* START Dataset excerpts *

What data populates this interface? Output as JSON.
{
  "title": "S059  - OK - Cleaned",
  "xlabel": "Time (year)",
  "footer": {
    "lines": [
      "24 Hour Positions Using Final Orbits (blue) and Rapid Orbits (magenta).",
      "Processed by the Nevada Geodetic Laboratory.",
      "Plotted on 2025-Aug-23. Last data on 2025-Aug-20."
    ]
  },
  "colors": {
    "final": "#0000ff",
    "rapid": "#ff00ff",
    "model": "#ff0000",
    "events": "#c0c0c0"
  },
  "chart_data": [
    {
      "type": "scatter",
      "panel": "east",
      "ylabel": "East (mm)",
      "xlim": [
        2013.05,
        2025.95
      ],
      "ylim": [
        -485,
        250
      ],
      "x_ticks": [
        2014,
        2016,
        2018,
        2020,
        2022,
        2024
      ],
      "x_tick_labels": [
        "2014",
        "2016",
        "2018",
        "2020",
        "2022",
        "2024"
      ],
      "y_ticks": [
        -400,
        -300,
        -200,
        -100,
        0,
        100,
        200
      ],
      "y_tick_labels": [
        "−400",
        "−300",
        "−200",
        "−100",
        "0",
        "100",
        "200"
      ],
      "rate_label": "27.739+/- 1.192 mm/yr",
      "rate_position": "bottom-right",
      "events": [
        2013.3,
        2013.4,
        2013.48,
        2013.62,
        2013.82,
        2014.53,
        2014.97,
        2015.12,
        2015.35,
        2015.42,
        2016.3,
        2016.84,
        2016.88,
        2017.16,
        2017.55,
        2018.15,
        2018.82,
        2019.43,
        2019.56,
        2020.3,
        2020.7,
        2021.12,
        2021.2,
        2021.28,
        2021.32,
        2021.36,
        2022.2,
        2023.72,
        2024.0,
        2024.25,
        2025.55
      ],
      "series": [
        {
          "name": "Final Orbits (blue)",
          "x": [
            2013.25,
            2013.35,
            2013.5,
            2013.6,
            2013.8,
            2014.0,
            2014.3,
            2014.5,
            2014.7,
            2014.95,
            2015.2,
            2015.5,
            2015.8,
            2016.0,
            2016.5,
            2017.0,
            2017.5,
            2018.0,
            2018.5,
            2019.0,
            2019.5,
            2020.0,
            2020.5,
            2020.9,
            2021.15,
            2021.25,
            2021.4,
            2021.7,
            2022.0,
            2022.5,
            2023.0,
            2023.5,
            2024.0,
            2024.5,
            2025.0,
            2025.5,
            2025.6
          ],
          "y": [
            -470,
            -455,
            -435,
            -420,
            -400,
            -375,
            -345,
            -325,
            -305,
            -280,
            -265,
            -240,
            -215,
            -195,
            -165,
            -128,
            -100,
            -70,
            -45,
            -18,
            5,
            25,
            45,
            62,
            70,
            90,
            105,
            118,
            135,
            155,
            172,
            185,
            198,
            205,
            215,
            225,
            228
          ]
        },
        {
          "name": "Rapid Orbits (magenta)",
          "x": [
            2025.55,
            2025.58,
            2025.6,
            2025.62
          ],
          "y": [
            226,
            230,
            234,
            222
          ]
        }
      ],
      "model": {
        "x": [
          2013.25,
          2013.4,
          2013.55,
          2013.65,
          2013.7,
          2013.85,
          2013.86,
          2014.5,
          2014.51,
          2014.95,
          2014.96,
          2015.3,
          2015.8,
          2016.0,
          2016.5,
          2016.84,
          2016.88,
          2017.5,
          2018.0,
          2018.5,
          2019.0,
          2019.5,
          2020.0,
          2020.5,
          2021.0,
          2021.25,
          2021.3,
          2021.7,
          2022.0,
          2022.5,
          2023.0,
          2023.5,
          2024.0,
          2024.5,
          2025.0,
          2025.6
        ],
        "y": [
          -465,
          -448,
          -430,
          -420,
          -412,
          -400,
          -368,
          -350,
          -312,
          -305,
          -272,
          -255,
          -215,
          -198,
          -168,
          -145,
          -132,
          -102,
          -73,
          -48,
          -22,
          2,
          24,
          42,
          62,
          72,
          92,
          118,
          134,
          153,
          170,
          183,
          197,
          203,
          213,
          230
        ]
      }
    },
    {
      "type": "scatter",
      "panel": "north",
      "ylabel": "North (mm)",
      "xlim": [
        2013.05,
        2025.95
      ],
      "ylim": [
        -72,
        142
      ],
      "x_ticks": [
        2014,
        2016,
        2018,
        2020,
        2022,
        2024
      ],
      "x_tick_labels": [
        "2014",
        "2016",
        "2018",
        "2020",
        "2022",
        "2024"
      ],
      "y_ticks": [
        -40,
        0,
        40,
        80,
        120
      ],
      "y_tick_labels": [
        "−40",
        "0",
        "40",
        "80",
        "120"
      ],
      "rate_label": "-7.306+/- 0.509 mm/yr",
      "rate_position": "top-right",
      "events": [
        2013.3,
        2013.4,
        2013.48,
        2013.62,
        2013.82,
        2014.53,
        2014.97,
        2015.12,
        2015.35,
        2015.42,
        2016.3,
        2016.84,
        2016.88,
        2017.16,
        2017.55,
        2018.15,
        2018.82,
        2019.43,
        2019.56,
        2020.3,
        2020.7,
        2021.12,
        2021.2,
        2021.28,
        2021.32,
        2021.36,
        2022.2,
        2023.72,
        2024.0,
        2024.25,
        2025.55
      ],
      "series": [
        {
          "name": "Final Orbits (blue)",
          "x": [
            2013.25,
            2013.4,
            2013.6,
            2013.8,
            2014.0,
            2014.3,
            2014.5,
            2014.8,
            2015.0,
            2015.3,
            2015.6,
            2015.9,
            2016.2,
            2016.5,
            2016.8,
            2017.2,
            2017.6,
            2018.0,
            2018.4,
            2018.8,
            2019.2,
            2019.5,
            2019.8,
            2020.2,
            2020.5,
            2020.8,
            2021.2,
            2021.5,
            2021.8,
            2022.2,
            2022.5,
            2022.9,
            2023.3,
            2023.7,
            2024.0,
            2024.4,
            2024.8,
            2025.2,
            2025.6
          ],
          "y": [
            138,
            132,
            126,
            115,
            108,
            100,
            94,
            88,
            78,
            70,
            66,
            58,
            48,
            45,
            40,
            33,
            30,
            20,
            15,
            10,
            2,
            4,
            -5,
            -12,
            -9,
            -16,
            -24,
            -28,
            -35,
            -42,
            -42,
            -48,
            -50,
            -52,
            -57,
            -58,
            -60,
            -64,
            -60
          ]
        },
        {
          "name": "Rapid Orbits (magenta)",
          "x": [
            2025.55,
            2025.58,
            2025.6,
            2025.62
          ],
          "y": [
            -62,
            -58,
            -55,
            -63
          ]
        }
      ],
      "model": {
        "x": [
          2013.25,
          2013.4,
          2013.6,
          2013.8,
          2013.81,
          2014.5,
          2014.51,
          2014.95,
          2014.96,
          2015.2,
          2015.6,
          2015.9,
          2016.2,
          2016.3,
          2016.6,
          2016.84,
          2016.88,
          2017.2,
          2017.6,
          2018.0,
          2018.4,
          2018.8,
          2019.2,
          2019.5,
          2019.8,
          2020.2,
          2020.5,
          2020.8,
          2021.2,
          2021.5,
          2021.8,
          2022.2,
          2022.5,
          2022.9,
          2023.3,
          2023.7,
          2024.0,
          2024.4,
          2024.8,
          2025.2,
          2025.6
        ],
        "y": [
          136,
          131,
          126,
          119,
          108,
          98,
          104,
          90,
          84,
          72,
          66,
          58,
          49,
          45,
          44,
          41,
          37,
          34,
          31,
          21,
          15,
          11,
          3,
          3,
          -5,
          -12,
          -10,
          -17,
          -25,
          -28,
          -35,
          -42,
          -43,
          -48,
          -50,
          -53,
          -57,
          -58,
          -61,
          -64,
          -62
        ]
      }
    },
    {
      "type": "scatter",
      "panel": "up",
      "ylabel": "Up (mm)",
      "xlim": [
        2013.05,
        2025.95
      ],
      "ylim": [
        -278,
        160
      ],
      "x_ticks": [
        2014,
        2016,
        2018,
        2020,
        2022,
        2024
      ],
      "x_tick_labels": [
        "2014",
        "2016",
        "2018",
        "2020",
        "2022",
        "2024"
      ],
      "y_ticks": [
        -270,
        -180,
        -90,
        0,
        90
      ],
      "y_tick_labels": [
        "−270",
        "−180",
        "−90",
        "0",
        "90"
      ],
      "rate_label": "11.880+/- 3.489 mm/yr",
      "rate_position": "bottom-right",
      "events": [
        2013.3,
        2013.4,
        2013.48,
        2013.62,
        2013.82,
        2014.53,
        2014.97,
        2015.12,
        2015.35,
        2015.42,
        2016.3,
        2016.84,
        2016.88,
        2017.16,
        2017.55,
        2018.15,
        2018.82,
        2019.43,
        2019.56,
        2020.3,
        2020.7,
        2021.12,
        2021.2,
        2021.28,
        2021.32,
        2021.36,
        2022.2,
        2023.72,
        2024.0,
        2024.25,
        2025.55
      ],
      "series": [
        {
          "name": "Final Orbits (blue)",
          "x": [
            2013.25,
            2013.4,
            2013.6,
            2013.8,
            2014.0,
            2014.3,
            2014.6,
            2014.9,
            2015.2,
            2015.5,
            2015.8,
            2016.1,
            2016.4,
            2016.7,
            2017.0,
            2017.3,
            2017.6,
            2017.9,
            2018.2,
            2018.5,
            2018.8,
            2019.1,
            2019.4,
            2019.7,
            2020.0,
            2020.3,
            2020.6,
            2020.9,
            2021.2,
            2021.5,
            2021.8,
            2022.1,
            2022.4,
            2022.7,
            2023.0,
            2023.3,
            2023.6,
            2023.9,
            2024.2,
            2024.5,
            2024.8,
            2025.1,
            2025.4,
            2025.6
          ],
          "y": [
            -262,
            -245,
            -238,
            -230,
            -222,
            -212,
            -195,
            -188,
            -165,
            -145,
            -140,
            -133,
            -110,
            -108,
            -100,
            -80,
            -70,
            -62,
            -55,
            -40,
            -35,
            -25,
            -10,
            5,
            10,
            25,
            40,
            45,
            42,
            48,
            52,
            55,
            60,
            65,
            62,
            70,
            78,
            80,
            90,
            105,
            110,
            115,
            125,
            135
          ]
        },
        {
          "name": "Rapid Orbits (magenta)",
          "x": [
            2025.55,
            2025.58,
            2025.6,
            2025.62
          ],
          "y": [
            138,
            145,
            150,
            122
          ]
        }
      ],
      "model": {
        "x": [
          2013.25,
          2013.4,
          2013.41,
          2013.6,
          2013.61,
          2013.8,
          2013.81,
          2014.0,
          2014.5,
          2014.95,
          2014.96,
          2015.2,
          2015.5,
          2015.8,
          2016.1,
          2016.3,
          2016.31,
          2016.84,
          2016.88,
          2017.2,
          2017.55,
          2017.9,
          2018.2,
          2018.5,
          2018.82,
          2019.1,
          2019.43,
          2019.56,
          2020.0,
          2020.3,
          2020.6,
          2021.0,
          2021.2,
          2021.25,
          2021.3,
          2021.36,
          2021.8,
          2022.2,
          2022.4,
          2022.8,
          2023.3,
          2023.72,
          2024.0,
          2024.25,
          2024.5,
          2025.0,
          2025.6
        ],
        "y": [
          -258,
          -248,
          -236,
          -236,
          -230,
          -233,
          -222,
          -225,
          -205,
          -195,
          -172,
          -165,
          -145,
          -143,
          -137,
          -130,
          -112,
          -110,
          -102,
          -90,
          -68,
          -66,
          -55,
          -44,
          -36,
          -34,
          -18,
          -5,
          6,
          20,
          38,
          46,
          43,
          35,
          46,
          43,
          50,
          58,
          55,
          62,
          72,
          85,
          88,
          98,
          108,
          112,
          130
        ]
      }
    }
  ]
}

* END Dataset excerpts *

**Required task:** How many lines in the listing above contain the string "ylabel"? Answer with the number only.

**The reply:** 3